• Records provided:
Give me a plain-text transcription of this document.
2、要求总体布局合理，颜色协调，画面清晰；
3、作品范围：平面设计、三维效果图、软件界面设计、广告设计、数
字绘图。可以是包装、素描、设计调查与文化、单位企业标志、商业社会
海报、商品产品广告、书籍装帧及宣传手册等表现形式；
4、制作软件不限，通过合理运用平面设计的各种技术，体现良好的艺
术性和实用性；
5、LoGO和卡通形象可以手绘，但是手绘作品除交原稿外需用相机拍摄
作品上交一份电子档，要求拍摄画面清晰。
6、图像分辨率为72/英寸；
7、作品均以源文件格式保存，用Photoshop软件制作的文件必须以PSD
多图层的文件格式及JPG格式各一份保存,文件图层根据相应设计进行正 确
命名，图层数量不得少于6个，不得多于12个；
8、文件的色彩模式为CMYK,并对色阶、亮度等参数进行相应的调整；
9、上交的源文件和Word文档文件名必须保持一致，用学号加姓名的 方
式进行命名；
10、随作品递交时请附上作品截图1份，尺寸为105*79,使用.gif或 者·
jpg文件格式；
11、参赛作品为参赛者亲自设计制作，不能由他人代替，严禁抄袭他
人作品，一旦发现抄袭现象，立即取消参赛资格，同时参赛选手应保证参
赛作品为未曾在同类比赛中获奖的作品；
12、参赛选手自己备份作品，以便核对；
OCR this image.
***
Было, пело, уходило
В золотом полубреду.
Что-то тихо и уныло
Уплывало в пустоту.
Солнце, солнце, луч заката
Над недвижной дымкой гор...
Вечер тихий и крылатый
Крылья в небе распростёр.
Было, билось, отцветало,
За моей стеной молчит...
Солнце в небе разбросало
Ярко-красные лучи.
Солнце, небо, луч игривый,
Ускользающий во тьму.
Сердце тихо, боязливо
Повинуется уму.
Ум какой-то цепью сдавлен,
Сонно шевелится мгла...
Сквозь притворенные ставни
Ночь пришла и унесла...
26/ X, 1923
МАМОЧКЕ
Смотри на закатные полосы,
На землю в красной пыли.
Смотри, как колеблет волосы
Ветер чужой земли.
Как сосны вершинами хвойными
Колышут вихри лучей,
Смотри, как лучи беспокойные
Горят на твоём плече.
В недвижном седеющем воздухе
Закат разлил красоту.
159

• Problem details:
Print the whole listing exactly as it is.

• Task answer:
Give me a plain-text transcription of this document.
2、要求总体布局合理，颜色协调，画面清晰；
3、作品范围：平面设计、三维效果图、软件界面设计、广告设计、数
字绘图。可以是包装、素描、设计调查与文化、单位企业标志、商业社会
海报、商品产品广告、书籍装帧及宣传手册等表现形式；
4、制作软件不限，通过合理运用平面设计的各种技术，体现良好的艺
术性和实用性；
5、LoGO和卡通形象可以手绘，但是手绘作品除交原稿外需用相机拍摄
作品上交一份电子档，要求拍摄画面清晰。
6、图像分辨率为72/英寸；
7、作品均以源文件格式保存，用Photoshop软件制作的文件必须以PSD
多图层的文件格式及JPG格式各一份保存,文件图层根据相应设计进行正 确
命名，图层数量不得少于6个，不得多于12个；
8、文件的色彩模式为CMYK,并对色阶、亮度等参数进行相应的调整；
9、上交的源文件和Word文档文件名必须保持一致，用学号加姓名的 方
式进行命名；
10、随作品递交时请附上作品截图1份，尺寸为105*79,使用.gif或 者·
jpg文件格式；
11、参赛作品为参赛者亲自设计制作，不能由他人代替，严禁抄袭他
人作品，一旦发现抄袭现象，立即取消参赛资格，同时参赛选手应保证参
赛作品为未曾在同类比赛中获奖的作品；
12、参赛选手自己备份作品，以便核对；
OCR this image.
***
Было, пело, уходило
В золотом полубреду.
Что-то тихо и уныло
Уплывало в пустоту.
Солнце, солнце, луч заката
Над недвижной дымкой гор...
Вечер тихий и крылатый
Крылья в небе распростёр.
Было, билось, отцветало,
За моей стеной молчит...
Солнце в небе разбросало
Ярко-красные лучи.
Солнце, небо, луч игривый,
Ускользающий во тьму.
Сердце тихо, боязливо
Повинуется уму.
Ум какой-то цепью сдавлен,
Сонно шевелится мгла...
Сквозь притворенные ставни
Ночь пришла и унесла...
26/ X, 1923
МАМОЧКЕ
Смотри на закатные полосы,
На землю в красной пыли.
Смотри, как колеблет волосы
Ветер чужой земли.
Как сосны вершинами хвойными
Колышут вихри лучей,
Смотри, как лучи беспокойные
Горят на твоём плече.
В недвижном седеющем воздухе
Закат разлил красоту.
159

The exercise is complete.